* WHAT YOU WILL DO
Lines that contain the string "применяемые" are to be copied; leave out all others.

# RECORD LIST start

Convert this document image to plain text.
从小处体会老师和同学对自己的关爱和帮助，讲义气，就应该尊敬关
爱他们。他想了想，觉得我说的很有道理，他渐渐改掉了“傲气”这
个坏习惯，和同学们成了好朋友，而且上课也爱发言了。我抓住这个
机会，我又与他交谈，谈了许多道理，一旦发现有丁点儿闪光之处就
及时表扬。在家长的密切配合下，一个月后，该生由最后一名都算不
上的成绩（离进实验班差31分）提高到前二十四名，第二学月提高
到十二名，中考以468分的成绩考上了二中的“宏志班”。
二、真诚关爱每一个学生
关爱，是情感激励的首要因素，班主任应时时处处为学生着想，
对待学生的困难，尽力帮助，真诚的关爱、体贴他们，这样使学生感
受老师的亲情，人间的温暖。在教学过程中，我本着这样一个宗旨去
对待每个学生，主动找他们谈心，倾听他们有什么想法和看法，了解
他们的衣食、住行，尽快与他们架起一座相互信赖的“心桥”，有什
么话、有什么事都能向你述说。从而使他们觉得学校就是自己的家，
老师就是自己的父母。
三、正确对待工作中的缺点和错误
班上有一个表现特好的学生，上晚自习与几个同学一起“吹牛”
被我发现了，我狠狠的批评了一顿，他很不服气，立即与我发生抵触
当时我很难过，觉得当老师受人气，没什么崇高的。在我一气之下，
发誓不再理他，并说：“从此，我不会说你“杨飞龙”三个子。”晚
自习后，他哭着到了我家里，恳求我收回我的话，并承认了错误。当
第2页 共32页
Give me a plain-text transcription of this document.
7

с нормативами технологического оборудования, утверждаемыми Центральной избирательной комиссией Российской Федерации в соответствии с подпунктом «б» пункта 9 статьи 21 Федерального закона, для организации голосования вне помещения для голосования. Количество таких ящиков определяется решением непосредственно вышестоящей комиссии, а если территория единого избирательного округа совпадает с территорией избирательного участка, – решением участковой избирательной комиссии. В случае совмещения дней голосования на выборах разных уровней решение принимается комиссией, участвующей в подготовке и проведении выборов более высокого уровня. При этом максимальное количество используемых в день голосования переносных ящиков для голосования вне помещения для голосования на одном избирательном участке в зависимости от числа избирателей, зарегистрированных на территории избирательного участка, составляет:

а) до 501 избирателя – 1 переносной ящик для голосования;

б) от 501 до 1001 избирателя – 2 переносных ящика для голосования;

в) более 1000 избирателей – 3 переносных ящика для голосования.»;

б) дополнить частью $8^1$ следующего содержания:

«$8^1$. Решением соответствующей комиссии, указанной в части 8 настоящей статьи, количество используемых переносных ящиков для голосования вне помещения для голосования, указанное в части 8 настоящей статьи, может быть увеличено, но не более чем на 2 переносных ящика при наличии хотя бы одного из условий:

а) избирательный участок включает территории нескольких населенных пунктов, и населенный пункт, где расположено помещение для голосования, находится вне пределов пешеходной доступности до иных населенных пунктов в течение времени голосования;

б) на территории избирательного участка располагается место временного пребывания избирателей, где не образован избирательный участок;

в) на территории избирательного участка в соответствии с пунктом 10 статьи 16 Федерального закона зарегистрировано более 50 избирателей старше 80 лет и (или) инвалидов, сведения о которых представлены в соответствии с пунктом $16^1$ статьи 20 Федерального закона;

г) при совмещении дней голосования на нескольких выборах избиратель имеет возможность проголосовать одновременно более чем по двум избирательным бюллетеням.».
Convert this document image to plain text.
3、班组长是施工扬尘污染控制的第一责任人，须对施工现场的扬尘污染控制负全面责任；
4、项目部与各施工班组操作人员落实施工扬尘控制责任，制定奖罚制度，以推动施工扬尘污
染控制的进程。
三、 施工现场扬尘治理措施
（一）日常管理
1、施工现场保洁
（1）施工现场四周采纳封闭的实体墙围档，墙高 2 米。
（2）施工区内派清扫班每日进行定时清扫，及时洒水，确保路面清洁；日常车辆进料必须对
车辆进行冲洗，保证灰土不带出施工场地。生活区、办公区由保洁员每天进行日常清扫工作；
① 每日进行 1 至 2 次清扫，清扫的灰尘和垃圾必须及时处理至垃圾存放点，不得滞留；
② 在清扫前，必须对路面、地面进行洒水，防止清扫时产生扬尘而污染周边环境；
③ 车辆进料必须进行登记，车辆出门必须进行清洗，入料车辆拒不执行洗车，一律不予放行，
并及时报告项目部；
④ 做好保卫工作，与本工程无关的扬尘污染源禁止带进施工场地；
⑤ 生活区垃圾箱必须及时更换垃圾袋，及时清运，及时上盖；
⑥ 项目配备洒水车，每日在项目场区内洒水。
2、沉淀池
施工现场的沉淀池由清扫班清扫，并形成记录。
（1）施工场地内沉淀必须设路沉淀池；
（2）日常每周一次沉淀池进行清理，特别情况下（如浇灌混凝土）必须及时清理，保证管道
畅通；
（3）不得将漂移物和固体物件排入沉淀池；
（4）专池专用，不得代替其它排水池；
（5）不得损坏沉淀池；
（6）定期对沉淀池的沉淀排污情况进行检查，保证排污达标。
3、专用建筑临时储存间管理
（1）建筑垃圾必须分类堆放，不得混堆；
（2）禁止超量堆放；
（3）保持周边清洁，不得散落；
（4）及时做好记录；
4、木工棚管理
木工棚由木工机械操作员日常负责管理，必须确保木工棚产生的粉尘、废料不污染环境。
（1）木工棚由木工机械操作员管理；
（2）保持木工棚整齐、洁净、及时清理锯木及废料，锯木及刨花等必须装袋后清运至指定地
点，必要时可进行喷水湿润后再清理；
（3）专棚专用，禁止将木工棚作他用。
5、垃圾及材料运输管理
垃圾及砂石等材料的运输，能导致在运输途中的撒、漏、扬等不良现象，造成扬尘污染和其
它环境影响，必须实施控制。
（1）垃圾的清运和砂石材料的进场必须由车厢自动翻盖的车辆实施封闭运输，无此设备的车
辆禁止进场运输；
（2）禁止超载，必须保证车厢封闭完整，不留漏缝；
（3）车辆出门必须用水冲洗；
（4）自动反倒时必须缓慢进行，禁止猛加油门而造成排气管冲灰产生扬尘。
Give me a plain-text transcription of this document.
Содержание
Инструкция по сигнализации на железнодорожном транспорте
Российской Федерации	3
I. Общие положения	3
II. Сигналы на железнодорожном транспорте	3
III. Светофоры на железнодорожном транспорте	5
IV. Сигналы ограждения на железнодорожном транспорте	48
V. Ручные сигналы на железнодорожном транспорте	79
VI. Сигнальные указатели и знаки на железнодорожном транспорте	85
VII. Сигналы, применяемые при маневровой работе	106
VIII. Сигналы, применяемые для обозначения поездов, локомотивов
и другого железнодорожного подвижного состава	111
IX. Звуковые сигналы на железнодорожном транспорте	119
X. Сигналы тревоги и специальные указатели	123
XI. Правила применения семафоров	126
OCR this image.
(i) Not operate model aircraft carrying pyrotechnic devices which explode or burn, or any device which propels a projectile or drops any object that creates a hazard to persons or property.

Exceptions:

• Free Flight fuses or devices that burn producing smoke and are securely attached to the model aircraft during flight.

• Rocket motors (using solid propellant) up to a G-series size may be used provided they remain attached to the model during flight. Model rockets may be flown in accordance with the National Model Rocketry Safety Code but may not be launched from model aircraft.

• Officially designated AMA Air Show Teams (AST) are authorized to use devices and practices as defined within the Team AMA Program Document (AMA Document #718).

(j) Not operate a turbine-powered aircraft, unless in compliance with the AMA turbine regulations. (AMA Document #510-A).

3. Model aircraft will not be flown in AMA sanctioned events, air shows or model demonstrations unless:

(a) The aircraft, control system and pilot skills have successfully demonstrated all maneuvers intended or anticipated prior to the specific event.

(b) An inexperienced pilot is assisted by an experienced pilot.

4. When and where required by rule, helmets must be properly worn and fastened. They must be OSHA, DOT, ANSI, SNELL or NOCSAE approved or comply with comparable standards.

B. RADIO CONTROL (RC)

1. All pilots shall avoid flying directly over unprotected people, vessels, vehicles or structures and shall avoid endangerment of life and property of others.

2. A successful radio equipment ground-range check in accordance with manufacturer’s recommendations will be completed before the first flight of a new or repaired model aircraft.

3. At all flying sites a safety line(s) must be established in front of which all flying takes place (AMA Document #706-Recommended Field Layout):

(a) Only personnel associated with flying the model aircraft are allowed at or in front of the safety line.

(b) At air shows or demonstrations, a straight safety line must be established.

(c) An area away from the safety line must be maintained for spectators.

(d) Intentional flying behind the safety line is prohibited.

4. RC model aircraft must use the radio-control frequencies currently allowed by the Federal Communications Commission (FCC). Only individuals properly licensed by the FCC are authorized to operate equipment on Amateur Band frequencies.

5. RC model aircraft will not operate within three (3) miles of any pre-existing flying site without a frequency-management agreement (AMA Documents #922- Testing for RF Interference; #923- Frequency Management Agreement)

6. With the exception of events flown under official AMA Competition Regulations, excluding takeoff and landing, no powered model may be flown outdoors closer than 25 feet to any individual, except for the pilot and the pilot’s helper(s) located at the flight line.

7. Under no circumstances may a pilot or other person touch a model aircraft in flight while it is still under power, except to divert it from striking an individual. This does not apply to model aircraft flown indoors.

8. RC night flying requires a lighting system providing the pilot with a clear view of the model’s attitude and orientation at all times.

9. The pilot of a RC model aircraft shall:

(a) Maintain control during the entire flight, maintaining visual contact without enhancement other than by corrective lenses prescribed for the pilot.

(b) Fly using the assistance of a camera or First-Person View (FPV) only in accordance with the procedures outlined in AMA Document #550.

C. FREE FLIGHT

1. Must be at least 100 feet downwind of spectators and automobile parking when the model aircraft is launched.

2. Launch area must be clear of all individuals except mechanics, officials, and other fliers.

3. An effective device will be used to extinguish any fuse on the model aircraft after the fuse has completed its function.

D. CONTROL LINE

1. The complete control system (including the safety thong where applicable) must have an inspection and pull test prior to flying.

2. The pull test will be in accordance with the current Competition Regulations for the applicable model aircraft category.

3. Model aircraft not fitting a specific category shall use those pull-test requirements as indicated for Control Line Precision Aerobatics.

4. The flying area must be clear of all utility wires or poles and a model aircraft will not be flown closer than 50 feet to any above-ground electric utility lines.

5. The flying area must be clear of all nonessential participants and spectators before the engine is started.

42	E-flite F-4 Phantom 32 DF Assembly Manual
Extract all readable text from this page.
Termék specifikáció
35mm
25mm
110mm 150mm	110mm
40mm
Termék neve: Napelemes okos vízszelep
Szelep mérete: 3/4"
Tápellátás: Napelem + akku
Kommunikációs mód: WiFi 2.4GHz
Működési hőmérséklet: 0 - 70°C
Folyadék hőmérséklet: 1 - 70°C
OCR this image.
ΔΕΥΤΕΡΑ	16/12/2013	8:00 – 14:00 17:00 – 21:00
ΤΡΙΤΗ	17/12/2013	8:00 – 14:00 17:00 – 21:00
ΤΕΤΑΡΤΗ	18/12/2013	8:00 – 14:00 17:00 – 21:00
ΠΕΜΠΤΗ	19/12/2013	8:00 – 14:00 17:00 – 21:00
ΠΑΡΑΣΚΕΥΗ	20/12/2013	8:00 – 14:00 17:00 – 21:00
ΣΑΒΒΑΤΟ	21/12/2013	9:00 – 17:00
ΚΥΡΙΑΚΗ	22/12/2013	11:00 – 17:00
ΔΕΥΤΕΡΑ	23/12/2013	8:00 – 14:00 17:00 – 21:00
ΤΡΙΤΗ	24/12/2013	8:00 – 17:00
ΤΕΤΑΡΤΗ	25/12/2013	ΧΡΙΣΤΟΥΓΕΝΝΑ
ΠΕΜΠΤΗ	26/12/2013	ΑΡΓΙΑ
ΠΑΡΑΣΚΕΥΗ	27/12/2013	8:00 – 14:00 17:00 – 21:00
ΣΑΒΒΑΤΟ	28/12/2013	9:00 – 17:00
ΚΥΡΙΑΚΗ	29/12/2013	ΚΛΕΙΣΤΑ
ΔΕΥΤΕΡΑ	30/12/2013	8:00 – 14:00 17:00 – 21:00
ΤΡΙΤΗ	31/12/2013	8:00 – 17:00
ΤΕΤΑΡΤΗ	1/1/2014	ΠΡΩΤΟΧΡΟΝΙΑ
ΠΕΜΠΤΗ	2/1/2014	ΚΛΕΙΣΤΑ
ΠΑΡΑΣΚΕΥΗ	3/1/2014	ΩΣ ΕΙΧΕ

# RECORD LIST end

* THE OUTPUT
VII. Сигналы, применяемые при маневровой работе	106
VIII. Сигналы, применяемые для обозначения поездов, локомотивов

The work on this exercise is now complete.